> What is needed
Every line below should be copied exactly; drop the pictures.

begin Data supplied

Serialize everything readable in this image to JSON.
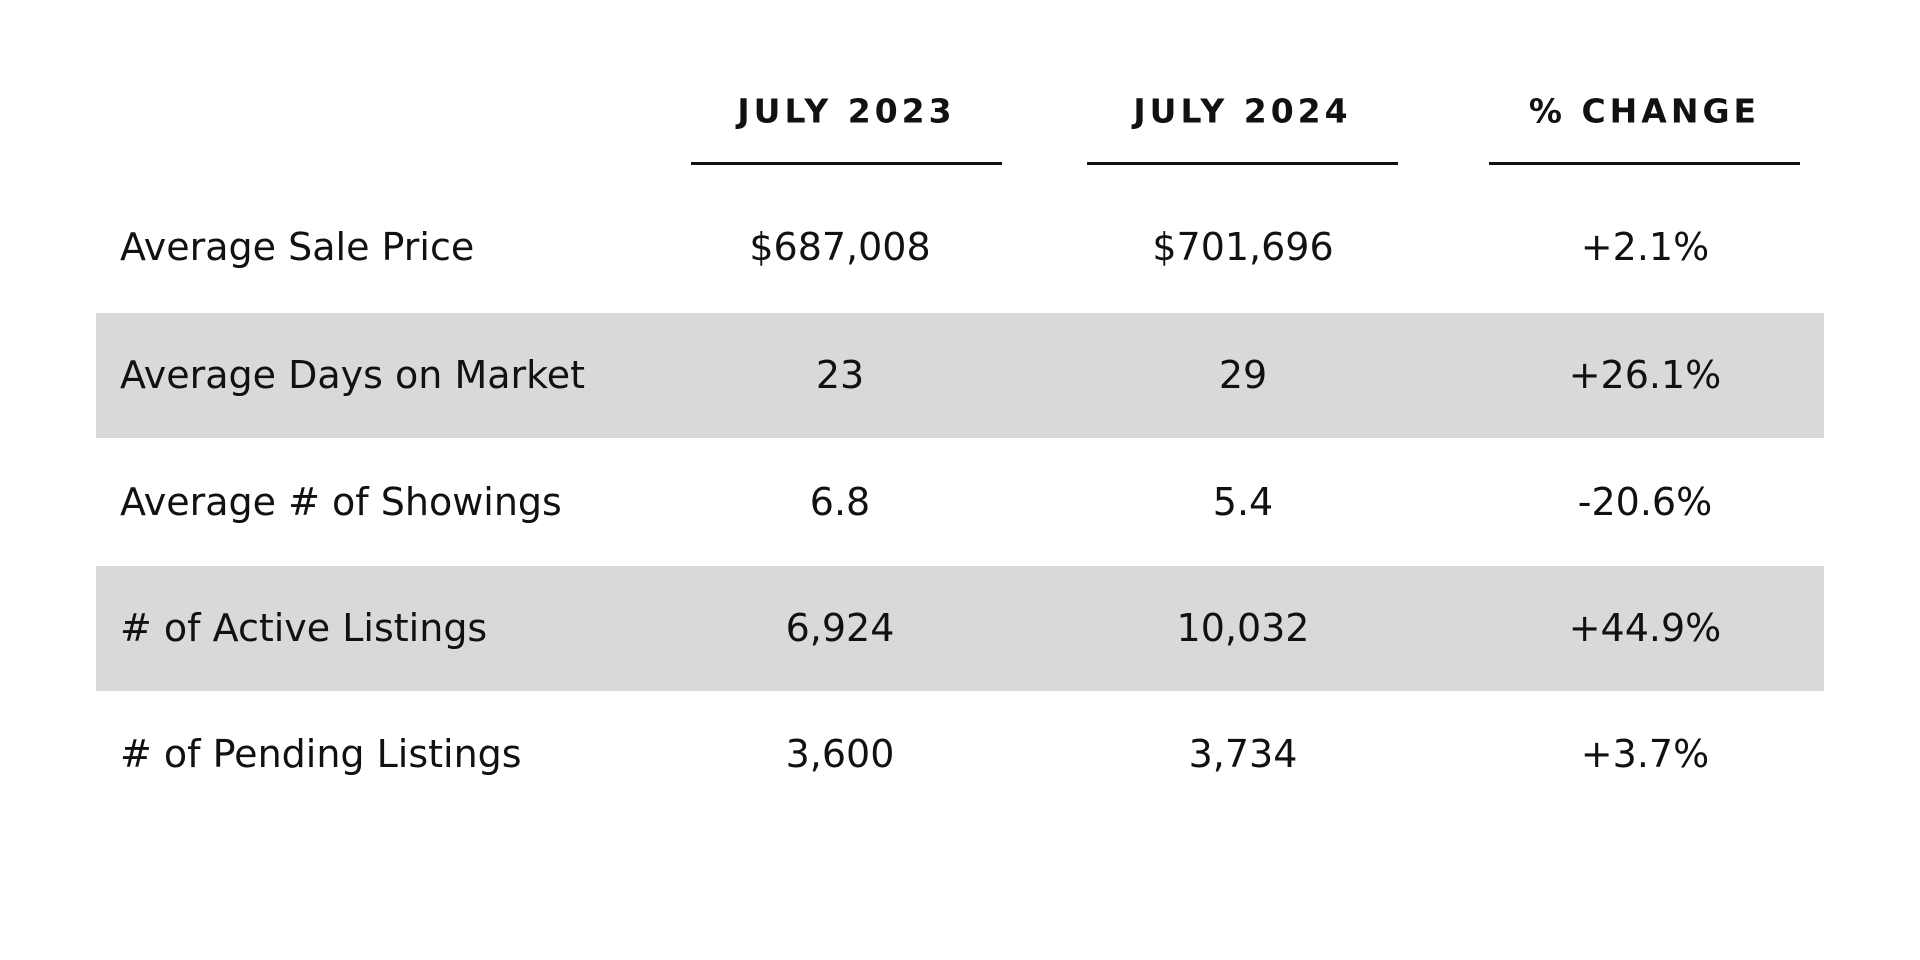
{
  "table": {
    "columns": [
      "JULY 2023",
      "JULY 2024",
      "% CHANGE"
    ],
    "rows": [
      [
        "Average Sale Price",
        "$687,008",
        "$701,696",
        "+2.1%"
      ],
      [
        "Average Days on Market",
        "23",
        "29",
        "+26.1%"
      ],
      [
        "Average # of Showings",
        "6.8",
        "5.4",
        "-20.6%"
      ],
      [
        "# of Active Listings",
        "6,924",
        "10,032",
        "+44.9%"
      ],
      [
        "# of Pending Listings",
        "3,600",
        "3,734",
        "+3.7%"
      ]
    ]
  }
}
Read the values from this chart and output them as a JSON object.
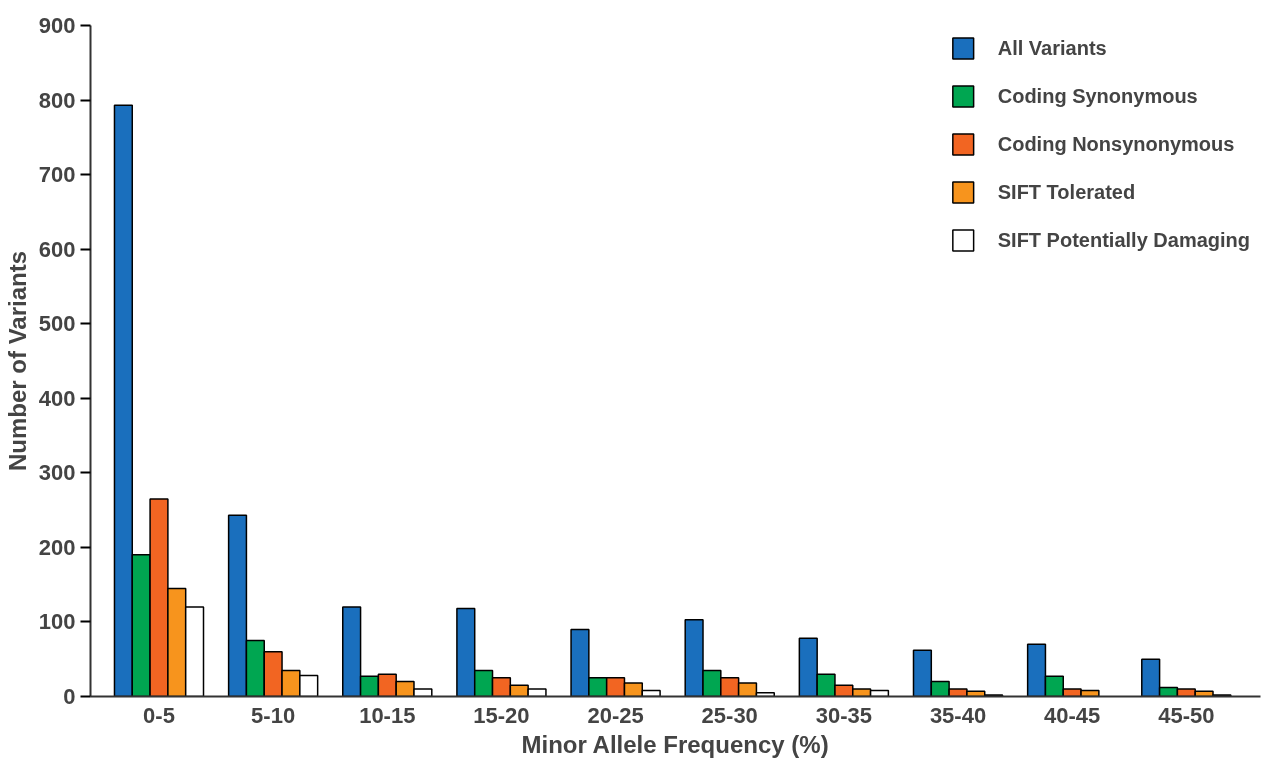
{
  "chart_data": {
    "type": "bar",
    "xlabel": "Minor Allele Frequency (%)",
    "ylabel": "Number of Variants",
    "categories": [
      "0-5",
      "5-10",
      "10-15",
      "15-20",
      "20-25",
      "25-30",
      "30-35",
      "35-40",
      "40-45",
      "45-50"
    ],
    "series": [
      {
        "name": "All Variants",
        "color": "#1a6fbd",
        "values": [
          793,
          243,
          120,
          118,
          90,
          103,
          78,
          62,
          70,
          50
        ]
      },
      {
        "name": "Coding Synonymous",
        "color": "#00a651",
        "values": [
          190,
          75,
          27,
          35,
          25,
          35,
          30,
          20,
          27,
          12
        ]
      },
      {
        "name": "Coding Nonsynonymous",
        "color": "#f26522",
        "values": [
          265,
          60,
          30,
          25,
          25,
          25,
          15,
          10,
          10,
          10
        ]
      },
      {
        "name": "SIFT Tolerated",
        "color": "#f7941d",
        "values": [
          145,
          35,
          20,
          15,
          18,
          18,
          10,
          7,
          8,
          7
        ]
      },
      {
        "name": "SIFT Potentially Damaging",
        "color": "#ffffff",
        "values": [
          120,
          28,
          10,
          10,
          8,
          5,
          8,
          2,
          null,
          2
        ]
      }
    ],
    "ylim": [
      0,
      900
    ],
    "yticks": [
      0,
      100,
      200,
      300,
      400,
      500,
      600,
      700,
      800,
      900
    ],
    "grid": false,
    "legend": "top right"
  }
}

end Data supplied

> Reply to the task
Serialize everything readable in this image to JSON.
{
  "table": {
    "columns": [
      "JULY 2023",
      "JULY 2024",
      "% CHANGE"
    ],
    "rows": [
      [
        "Average Sale Price",
        "$687,008",
        "$701,696",
        "+2.1%"
      ],
      [
        "Average Days on Market",
        "23",
        "29",
        "+26.1%"
      ],
      [
        "Average # of Showings",
        "6.8",
        "5.4",
        "-20.6%"
      ],
      [
        "# of Active Listings",
        "6,924",
        "10,032",
        "+44.9%"
      ],
      [
        "# of Pending Listings",
        "3,600",
        "3,734",
        "+3.7%"
      ]
    ]
  }
}
Read the values from this chart and output them as a JSON object.
{
  "chart_data": {
    "type": "bar",
    "xlabel": "Minor Allele Frequency (%)",
    "ylabel": "Number of Variants",
    "categories": [
      "0-5",
      "5-10",
      "10-15",
      "15-20",
      "20-25",
      "25-30",
      "30-35",
      "35-40",
      "40-45",
      "45-50"
    ],
    "series": [
      {
        "name": "All Variants",
        "color": "#1a6fbd",
        "values": [
          793,
          243,
          120,
          118,
          90,
          103,
          78,
          62,
          70,
          50
        ]
      },
      {
        "name": "Coding Synonymous",
        "color": "#00a651",
        "values": [
          190,
          75,
          27,
          35,
          25,
          35,
          30,
          20,
          27,
          12
        ]
      },
      {
        "name": "Coding Nonsynonymous",
        "color": "#f26522",
        "values": [
          265,
          60,
          30,
          25,
          25,
          25,
          15,
          10,
          10,
          10
        ]
      },
      {
        "name": "SIFT Tolerated",
        "color": "#f7941d",
        "values": [
          145,
          35,
          20,
          15,
          18,
          18,
          10,
          7,
          8,
          7
        ]
      },
      {
        "name": "SIFT Potentially Damaging",
        "color": "#ffffff",
        "values": [
          120,
          28,
          10,
          10,
          8,
          5,
          8,
          2,
          null,
          2
        ]
      }
    ],
    "ylim": [
      0,
      900
    ],
    "yticks": [
      0,
      100,
      200,
      300,
      400,
      500,
      600,
      700,
      800,
      900
    ],
    "grid": false,
    "legend": "top right"
  }
}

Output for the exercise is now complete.